-- PAGE --
------------------------

Back to the Bar

New Month, New Sport, New Goals

A month ago I ran the London Marathon. Didn’t enjoy it; see my account here. That’s two major marathons inside twelve months: New York in November 2025, then my recent ramble around East London.

Somewhere around mile sixteen of the second one, cranky taped knee, counting down the fifteen minute run intervals, I knew I was done with the distance. In Central Park last year, I said “Doing another” as soon as I crossed the line. On Pall Mall, I crossed the line and said “Never again.” And I meant it, both times.

But I’m not done with hard things. I’m done with that particular hard thing. There’s a moment in any long pursuit where you stop asking whether you can and start asking whether you still want to, and the honest answer to the second question was no.

So I flipped. From the road to the gym floor. From measuring myself in hours and minutes to measuring myself in kilos pulled off the ground. Next challenge: the deadlift over 60.

Pivot, Not Retreat

I want to be clear about what kind of pivot this is, because it would be easy to read it as retreat. The marathon got hard on my knees, so I went and found something gentler. That’s not it. I could run another marathon. I could probably do an ultra, and indeed toyed with that idea for a while. But I don’t want to, it’s a conscious and well thought through decision, not an impulse.

I’m going to the weight room now. Strength work isn’t the soft option. The deadlift over 60 is no pushover. It’s a different discipline with its own brutality, just compressed. A marathon punishes you for hours. A heavy single punishes you for seconds, but it asks for everything in those seconds, and there’s nowhere to hide. You either lock it out or you don’t. Head swimming, feeling dizzy, the whole gig.

The lift I’ve chosen as my measuring stick is the deadlift. Straight Olympic bar, conventional stance, the bar pulled clean from the floor to a standing lockout. No trap bar, no straps doing the gripping for me, no machinery. Just the oldest test there is: can you pick the heavy thing up?

People ask why the deadlift and not the squat or the bench. There’s an honest version and a true version, and they’re both worth saying.

The honest version is that my body made some of the choice for me. Twenty-seven fractures in recent years, a plate holding one collarbone together, and the other sporting a hefty lump on it. A shoulder that won’t rotate far enough to even get under a squat bar. These aren’t things I dwell on, but they’re facts, and they take two of the three big lifts mostly off the table. My bench is weak and probably always will be. The squat isn’t a strength question; it’s a question of whether I can physically get into the position, and the answer is no. You work with the chassis you’ve got. You don’t make an excuse; you adapt and find a way to do something hard.

But the true version is simpler than all that, and I’d be lifting this way even with a body that had never broken: I just love the deadlift. There’s nothing between you and it. No rack, no spotter, no fussing with bar position or depth judges—the weight is on the floor and either it comes up or it doesn’t. It’s the most honest movement in the gym, maybe the most honest test there is. A bar, the ground, and the question. Everything I’ve ever found satisfying has had that shape to it. The deadlift just makes it literal. I’ve heard it called The King of Lifts, and I buy that.

------------------------

-- MATERIAL --
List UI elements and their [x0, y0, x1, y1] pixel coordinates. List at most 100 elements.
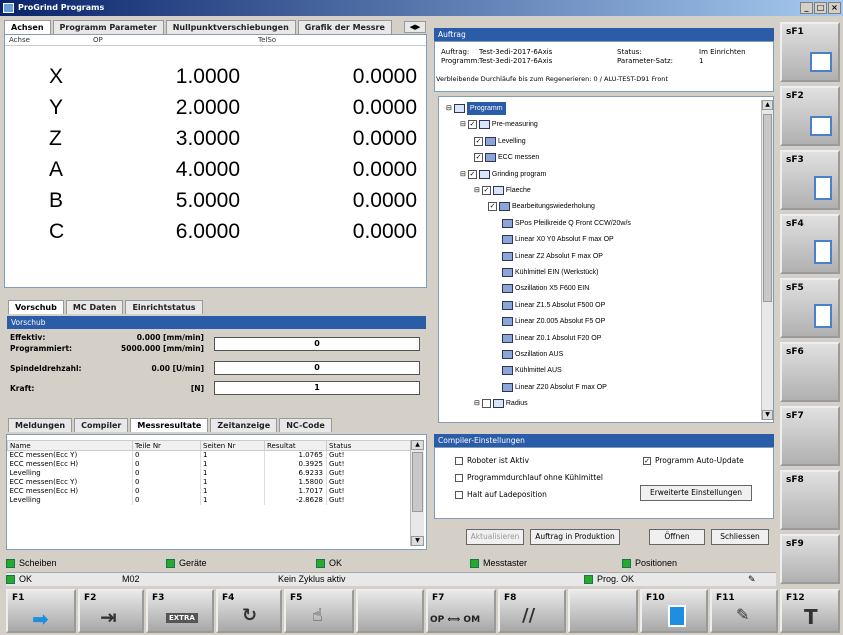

------------------------

-- TASK DESCRIPTION --
Echo the piece about leaving marathons for the deadlift word for word, between "Pivot, Not Retreat" and "the whole gig.", inclusive. Rely only on the text itself.

-- SOLUTION TO THE PROBLEM --
Pivot, Not Retreat

I want to be clear about what kind of pivot this is, because it would be easy to read it as retreat. The marathon got hard on my knees, so I went and found something gentler. That’s not it. I could run another marathon. I could probably do an ultra, and indeed toyed with that idea for a while. But I don’t want to, it’s a conscious and well thought through decision, not an impulse.

I’m going to the weight room now. Strength work isn’t the soft option. The deadlift over 60 is no pushover. It’s a different discipline with its own brutality, just compressed. A marathon punishes you for hours. A heavy single punishes you for seconds, but it asks for everything in those seconds, and there’s nowhere to hide. You either lock it out or you don’t. Head swimming, feeling dizzy, the whole gig.